WORK TO BE COMPLETED: Which lines of the records contain "давление"? Collect every one of them.

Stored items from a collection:
****************

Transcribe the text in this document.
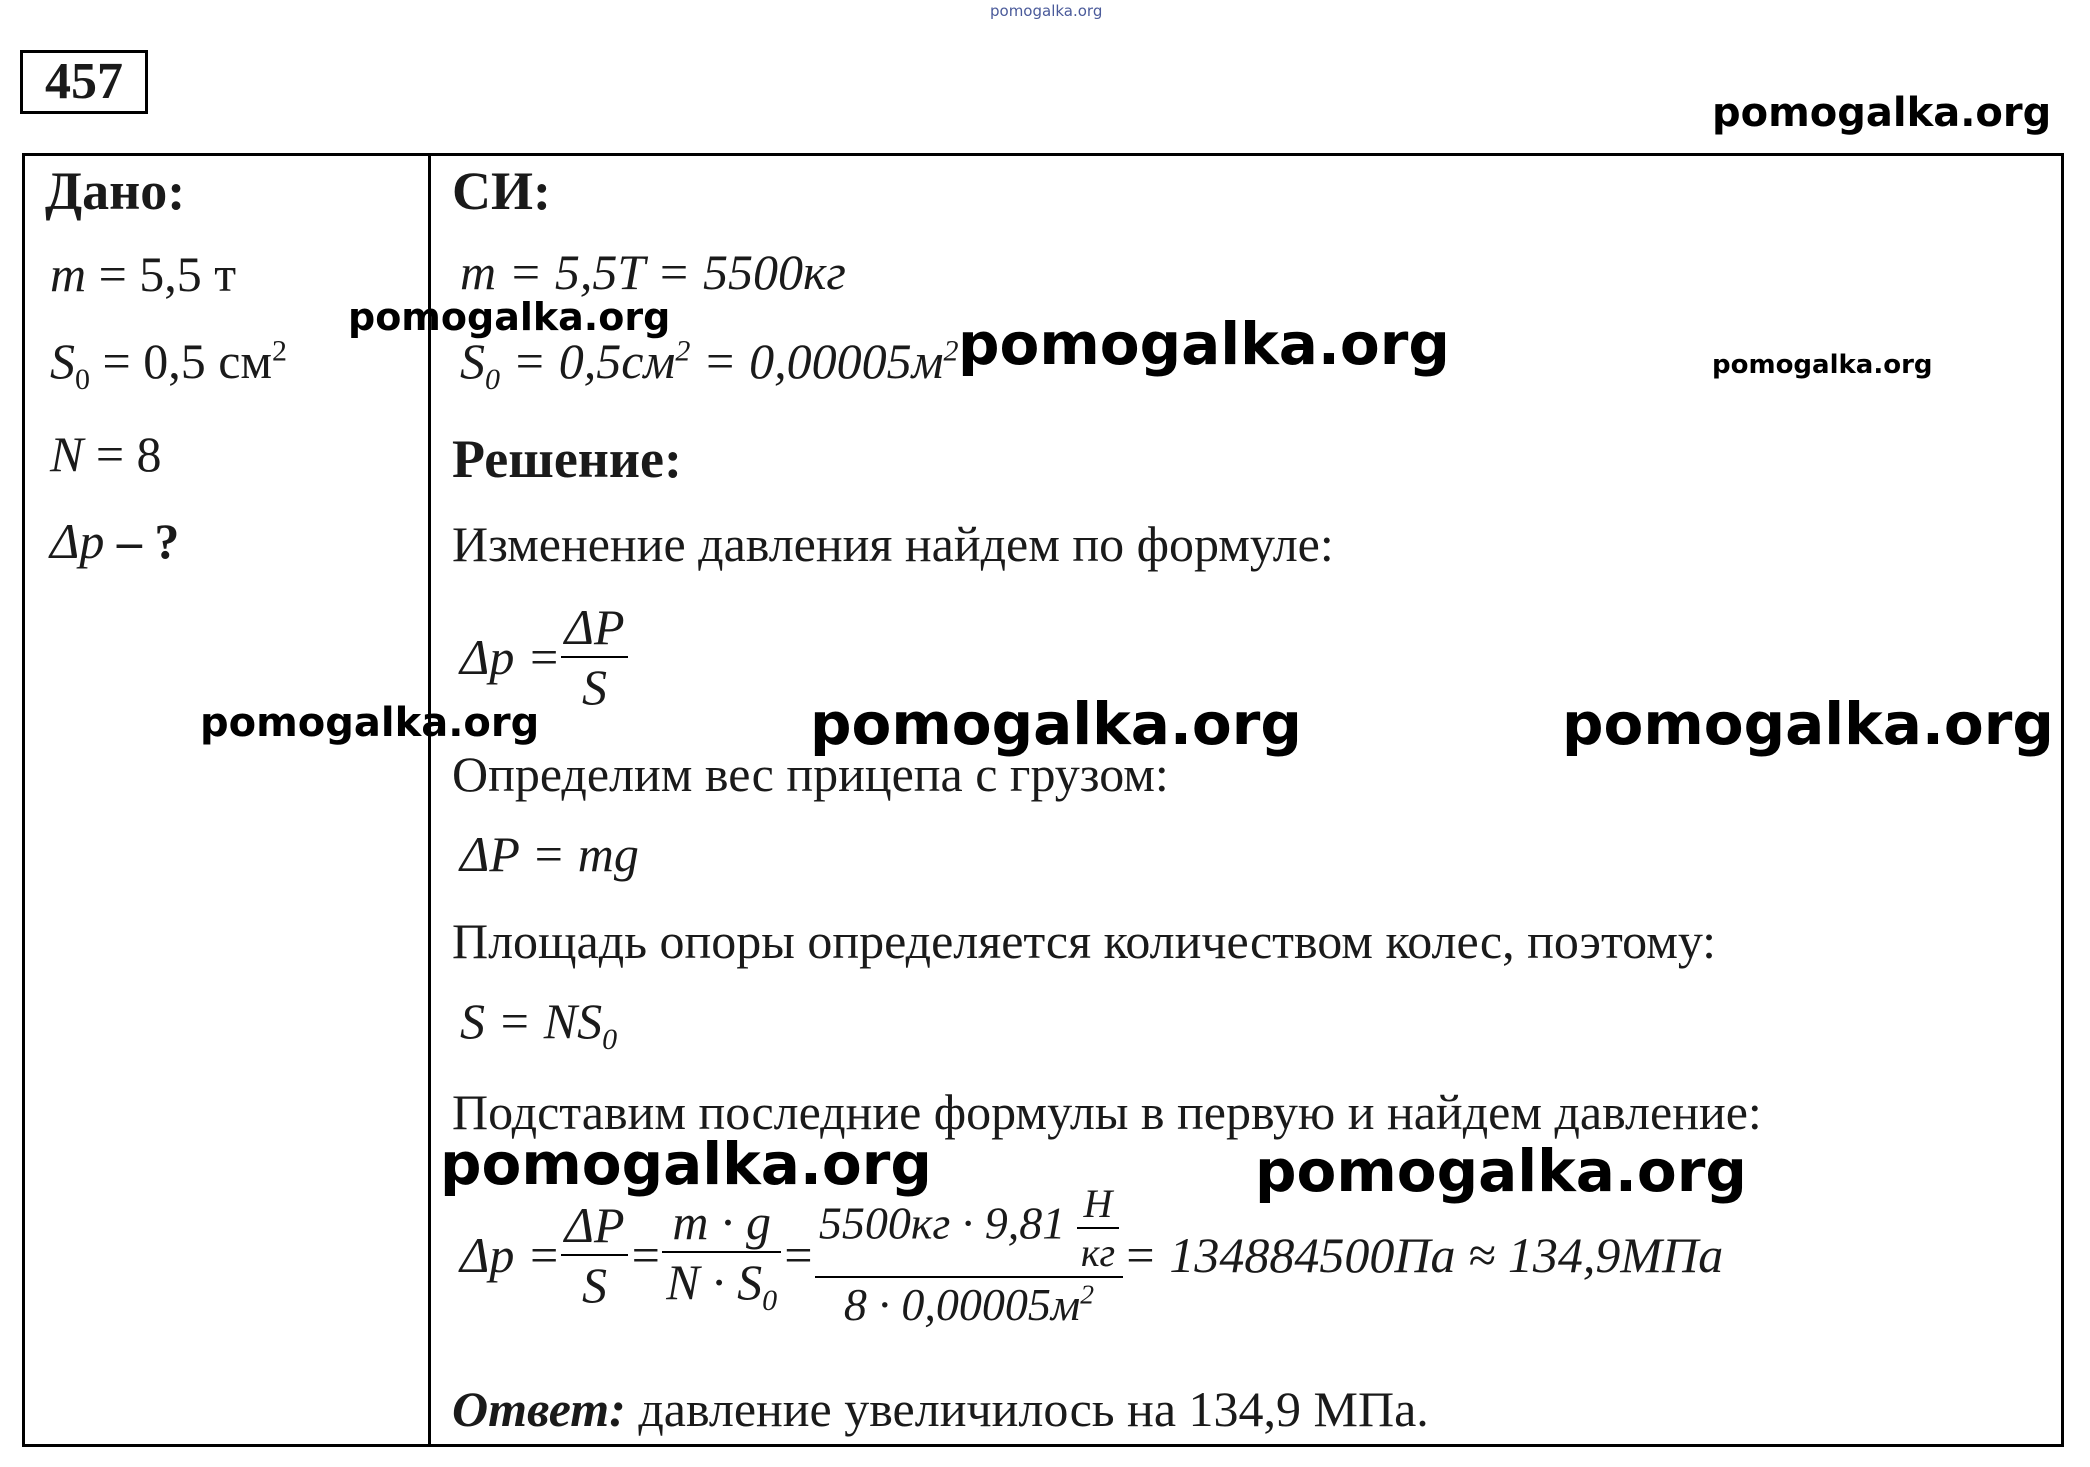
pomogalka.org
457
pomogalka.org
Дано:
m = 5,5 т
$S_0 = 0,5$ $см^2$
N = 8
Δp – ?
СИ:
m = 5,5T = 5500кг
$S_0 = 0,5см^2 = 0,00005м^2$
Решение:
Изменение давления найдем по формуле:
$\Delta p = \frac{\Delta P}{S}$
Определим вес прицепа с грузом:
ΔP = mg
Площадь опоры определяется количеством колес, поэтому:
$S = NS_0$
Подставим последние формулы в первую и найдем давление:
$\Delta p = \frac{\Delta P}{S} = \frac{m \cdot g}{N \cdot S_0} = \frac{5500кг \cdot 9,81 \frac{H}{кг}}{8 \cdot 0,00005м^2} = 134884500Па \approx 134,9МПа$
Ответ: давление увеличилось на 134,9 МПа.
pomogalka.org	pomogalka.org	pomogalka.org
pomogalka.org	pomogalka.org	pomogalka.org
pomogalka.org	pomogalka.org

****************

EXERCISE RESULT:
Подставим последние формулы в первую и найдем давление:
Ответ: давление увеличилось на 134,9 МПа.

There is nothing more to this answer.